◆ **Requirements**
Reproduce the entries exactly.

◆ **Material for this task**
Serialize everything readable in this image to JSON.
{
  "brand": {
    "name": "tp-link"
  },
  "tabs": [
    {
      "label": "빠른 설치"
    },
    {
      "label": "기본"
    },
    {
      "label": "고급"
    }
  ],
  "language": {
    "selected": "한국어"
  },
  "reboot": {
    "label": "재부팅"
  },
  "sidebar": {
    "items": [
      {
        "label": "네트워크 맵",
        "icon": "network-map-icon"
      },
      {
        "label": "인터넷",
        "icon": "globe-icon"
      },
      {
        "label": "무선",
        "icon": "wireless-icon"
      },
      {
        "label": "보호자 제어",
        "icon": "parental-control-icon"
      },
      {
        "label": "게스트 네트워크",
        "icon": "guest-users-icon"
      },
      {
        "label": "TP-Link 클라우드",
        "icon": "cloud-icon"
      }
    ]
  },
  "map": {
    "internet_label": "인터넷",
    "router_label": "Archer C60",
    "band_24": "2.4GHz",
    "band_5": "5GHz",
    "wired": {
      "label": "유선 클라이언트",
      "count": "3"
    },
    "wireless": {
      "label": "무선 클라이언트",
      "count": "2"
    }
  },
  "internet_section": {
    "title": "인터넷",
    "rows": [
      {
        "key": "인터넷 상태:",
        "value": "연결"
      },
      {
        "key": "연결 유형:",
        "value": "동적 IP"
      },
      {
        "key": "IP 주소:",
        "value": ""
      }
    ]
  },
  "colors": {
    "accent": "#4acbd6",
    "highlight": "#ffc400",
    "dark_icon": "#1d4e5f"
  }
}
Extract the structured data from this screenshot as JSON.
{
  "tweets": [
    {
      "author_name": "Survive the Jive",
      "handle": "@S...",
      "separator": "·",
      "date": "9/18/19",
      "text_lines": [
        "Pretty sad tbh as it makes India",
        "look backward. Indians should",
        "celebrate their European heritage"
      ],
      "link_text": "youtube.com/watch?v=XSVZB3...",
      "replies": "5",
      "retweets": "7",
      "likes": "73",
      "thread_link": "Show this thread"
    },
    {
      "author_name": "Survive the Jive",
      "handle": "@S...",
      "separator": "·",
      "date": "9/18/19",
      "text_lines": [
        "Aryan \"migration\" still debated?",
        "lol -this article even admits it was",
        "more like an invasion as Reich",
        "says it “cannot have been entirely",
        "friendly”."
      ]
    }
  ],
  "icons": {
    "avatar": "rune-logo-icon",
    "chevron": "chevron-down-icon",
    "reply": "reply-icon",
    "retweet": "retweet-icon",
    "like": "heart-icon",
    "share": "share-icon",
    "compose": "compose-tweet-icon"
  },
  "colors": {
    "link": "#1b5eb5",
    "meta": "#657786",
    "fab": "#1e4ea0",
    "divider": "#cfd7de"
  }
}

◆ **Answer to this problem**
Serialize everything readable in this image to JSON.
{
  "brand": {
    "name": "tp-link"
  },
  "tabs": [
    {
      "label": "빠른 설치"
    },
    {
      "label": "기본"
    },
    {
      "label": "고급"
    }
  ],
  "language": {
    "selected": "한국어"
  },
  "reboot": {
    "label": "재부팅"
  },
  "sidebar": {
    "items": [
      {
        "label": "네트워크 맵",
        "icon": "network-map-icon"
      },
      {
        "label": "인터넷",
        "icon": "globe-icon"
      },
      {
        "label": "무선",
        "icon": "wireless-icon"
      },
      {
        "label": "보호자 제어",
        "icon": "parental-control-icon"
      },
      {
        "label": "게스트 네트워크",
        "icon": "guest-users-icon"
      },
      {
        "label": "TP-Link 클라우드",
        "icon": "cloud-icon"
      }
    ]
  },
  "map": {
    "internet_label": "인터넷",
    "router_label": "Archer C60",
    "band_24": "2.4GHz",
    "band_5": "5GHz",
    "wired": {
      "label": "유선 클라이언트",
      "count": "3"
    },
    "wireless": {
      "label": "무선 클라이언트",
      "count": "2"
    }
  },
  "internet_section": {
    "title": "인터넷",
    "rows": [
      {
        "key": "인터넷 상태:",
        "value": "연결"
      },
      {
        "key": "연결 유형:",
        "value": "동적 IP"
      },
      {
        "key": "IP 주소:",
        "value": ""
      }
    ]
  },
  "colors": {
    "accent": "#4acbd6",
    "highlight": "#ffc400",
    "dark_icon": "#1d4e5f"
  }
}
Extract the structured data from this screenshot as JSON.
{
  "tweets": [
    {
      "author_name": "Survive the Jive",
      "handle": "@S...",
      "separator": "·",
      "date": "9/18/19",
      "text_lines": [
        "Pretty sad tbh as it makes India",
        "look backward. Indians should",
        "celebrate their European heritage"
      ],
      "link_text": "youtube.com/watch?v=XSVZB3...",
      "replies": "5",
      "retweets": "7",
      "likes": "73",
      "thread_link": "Show this thread"
    },
    {
      "author_name": "Survive the Jive",
      "handle": "@S...",
      "separator": "·",
      "date": "9/18/19",
      "text_lines": [
        "Aryan \"migration\" still debated?",
        "lol -this article even admits it was",
        "more like an invasion as Reich",
        "says it “cannot have been entirely",
        "friendly”."
      ]
    }
  ],
  "icons": {
    "avatar": "rune-logo-icon",
    "chevron": "chevron-down-icon",
    "reply": "reply-icon",
    "retweet": "retweet-icon",
    "like": "heart-icon",
    "share": "share-icon",
    "compose": "compose-tweet-icon"
  },
  "colors": {
    "link": "#1b5eb5",
    "meta": "#657786",
    "fab": "#1e4ea0",
    "divider": "#cfd7de"
  }
}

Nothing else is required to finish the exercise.